=== Data supplied ===
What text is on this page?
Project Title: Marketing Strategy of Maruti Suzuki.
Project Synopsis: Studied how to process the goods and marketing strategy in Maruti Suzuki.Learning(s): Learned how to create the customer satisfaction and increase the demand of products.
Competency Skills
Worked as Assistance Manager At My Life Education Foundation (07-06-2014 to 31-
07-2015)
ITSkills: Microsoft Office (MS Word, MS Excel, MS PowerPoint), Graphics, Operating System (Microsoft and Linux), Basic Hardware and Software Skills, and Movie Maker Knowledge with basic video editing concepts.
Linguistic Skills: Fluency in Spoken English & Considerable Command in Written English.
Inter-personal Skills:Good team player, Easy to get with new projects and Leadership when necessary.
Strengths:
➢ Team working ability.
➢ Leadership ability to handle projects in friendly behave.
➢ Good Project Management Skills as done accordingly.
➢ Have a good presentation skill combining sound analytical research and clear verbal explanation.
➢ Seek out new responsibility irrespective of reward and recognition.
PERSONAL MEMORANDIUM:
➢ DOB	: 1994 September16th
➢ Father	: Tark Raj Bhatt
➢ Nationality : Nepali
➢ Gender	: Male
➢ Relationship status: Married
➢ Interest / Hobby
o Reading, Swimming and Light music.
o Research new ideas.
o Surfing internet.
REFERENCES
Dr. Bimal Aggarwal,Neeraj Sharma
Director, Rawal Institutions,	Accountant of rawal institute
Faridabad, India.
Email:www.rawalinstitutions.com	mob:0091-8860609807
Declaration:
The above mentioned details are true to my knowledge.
===
__Set exercise__:
Output the records verbatim, from the first line to the last.

__Solution to this problem__:
What text is on this page?
Project Title: Marketing Strategy of Maruti Suzuki.
Project Synopsis: Studied how to process the goods and marketing strategy in Maruti Suzuki.Learning(s): Learned how to create the customer satisfaction and increase the demand of products.
Competency Skills
Worked as Assistance Manager At My Life Education Foundation (07-06-2014 to 31-
07-2015)
ITSkills: Microsoft Office (MS Word, MS Excel, MS PowerPoint), Graphics, Operating System (Microsoft and Linux), Basic Hardware and Software Skills, and Movie Maker Knowledge with basic video editing concepts.
Linguistic Skills: Fluency in Spoken English & Considerable Command in Written English.
Inter-personal Skills:Good team player, Easy to get with new projects and Leadership when necessary.
Strengths:
➢ Team working ability.
➢ Leadership ability to handle projects in friendly behave.
➢ Good Project Management Skills as done accordingly.
➢ Have a good presentation skill combining sound analytical research and clear verbal explanation.
➢ Seek out new responsibility irrespective of reward and recognition.
PERSONAL MEMORANDIUM:
➢ DOB	: 1994 September16th
➢ Father	: Tark Raj Bhatt
➢ Nationality : Nepali
➢ Gender	: Male
➢ Relationship status: Married
➢ Interest / Hobby
o Reading, Swimming and Light music.
o Research new ideas.
o Surfing internet.
REFERENCES
Dr. Bimal Aggarwal,Neeraj Sharma
Director, Rawal Institutions,	Accountant of rawal institute
Faridabad, India.
Email:www.rawalinstitutions.com	mob:0091-8860609807
Declaration:
The above mentioned details are true to my knowledge.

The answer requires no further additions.